Aim: Give every line again exactly as it appears, please, but not the pictures.

Items from a figure collection:
******
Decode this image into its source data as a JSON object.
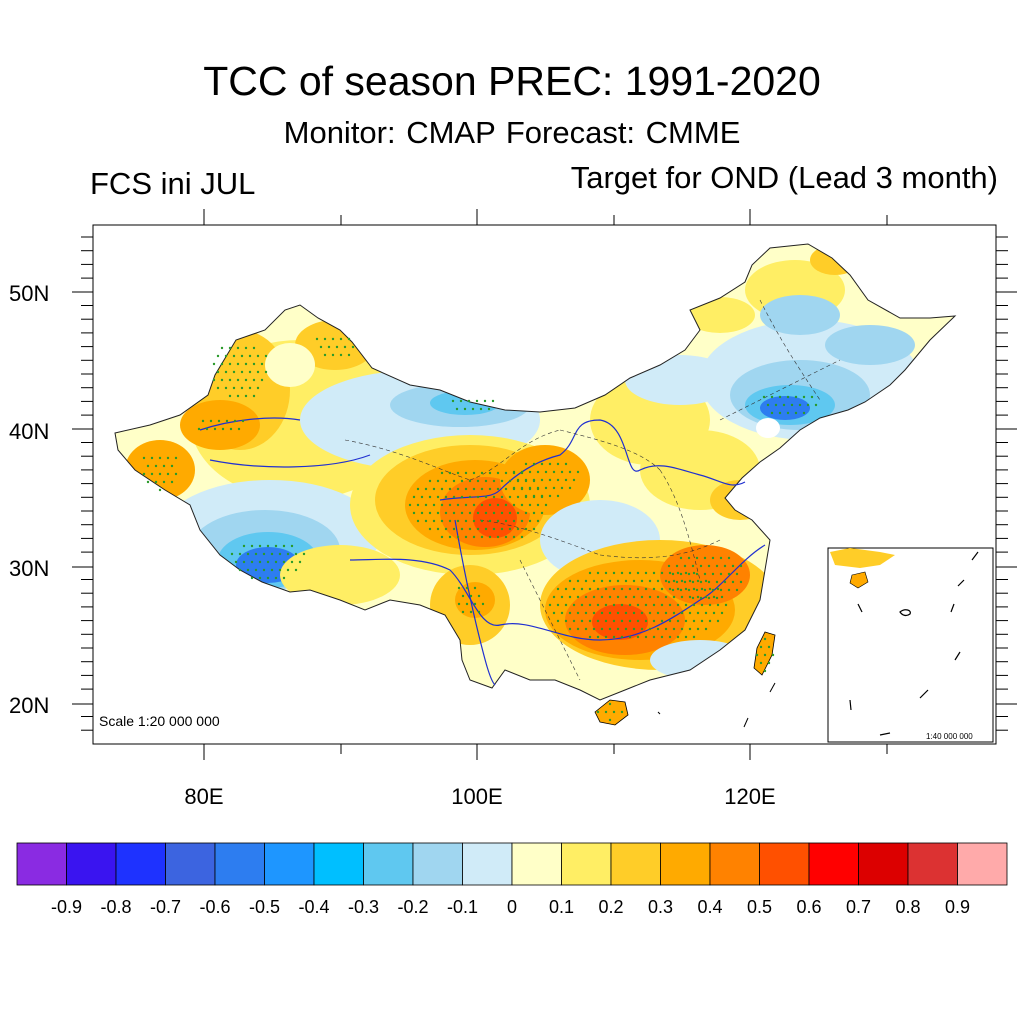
{
  "title": "TCC of season PREC: 1991-2020",
  "subtitle": "Monitor: CMAP   Forecast: CMME",
  "left_label": "FCS ini JUL",
  "right_label": "Target for OND (Lead 3 month)",
  "map": {
    "lat_labels": [
      "50N",
      "40N",
      "30N",
      "20N"
    ],
    "lon_labels": [
      "80E",
      "100E",
      "120E"
    ],
    "scale_main": "Scale 1:20 000 000",
    "scale_inset": "1:40 000 000"
  },
  "colorbar": {
    "labels": [
      "-0.9",
      "-0.8",
      "-0.7",
      "-0.6",
      "-0.5",
      "-0.4",
      "-0.3",
      "-0.2",
      "-0.1",
      "0",
      "0.1",
      "0.2",
      "0.3",
      "0.4",
      "0.5",
      "0.6",
      "0.7",
      "0.8",
      "0.9"
    ],
    "colors": [
      "#8a2be2",
      "#3a14f0",
      "#1e32ff",
      "#3c64e0",
      "#2d7df0",
      "#1e96ff",
      "#00bfff",
      "#5fc8f0",
      "#a0d6f0",
      "#d0ebf8",
      "#ffffc8",
      "#ffee64",
      "#ffcd28",
      "#ffaa00",
      "#ff8200",
      "#ff5000",
      "#ff0000",
      "#dc0000",
      "#dc3232",
      "#ffaaaa"
    ]
  }
}
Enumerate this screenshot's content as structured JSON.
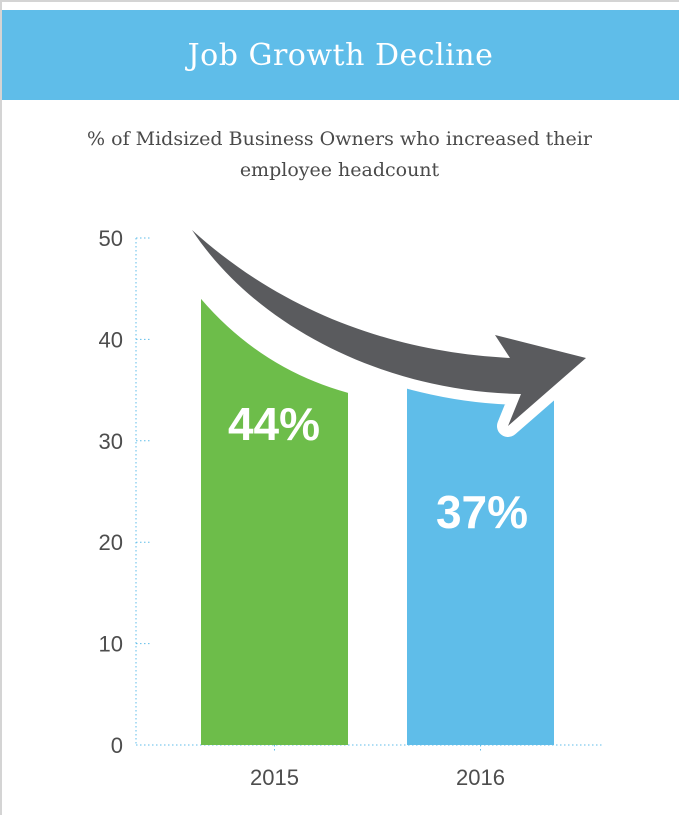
******
Reply:
Decode this image into its source data as a JSON object.
{
  "title": "TCC of season PREC: 1991-2020",
  "subtitle": "Monitor: CMAP   Forecast: CMME",
  "left_label": "FCS ini JUL",
  "right_label": "Target for OND (Lead 3 month)",
  "map": {
    "lat_labels": [
      "50N",
      "40N",
      "30N",
      "20N"
    ],
    "lon_labels": [
      "80E",
      "100E",
      "120E"
    ],
    "scale_main": "Scale 1:20 000 000",
    "scale_inset": "1:40 000 000"
  },
  "colorbar": {
    "labels": [
      "-0.9",
      "-0.8",
      "-0.7",
      "-0.6",
      "-0.5",
      "-0.4",
      "-0.3",
      "-0.2",
      "-0.1",
      "0",
      "0.1",
      "0.2",
      "0.3",
      "0.4",
      "0.5",
      "0.6",
      "0.7",
      "0.8",
      "0.9"
    ],
    "colors": [
      "#8a2be2",
      "#3a14f0",
      "#1e32ff",
      "#3c64e0",
      "#2d7df0",
      "#1e96ff",
      "#00bfff",
      "#5fc8f0",
      "#a0d6f0",
      "#d0ebf8",
      "#ffffc8",
      "#ffee64",
      "#ffcd28",
      "#ffaa00",
      "#ff8200",
      "#ff5000",
      "#ff0000",
      "#dc0000",
      "#dc3232",
      "#ffaaaa"
    ]
  }
}
Enumerate this screenshot's content as structured JSON.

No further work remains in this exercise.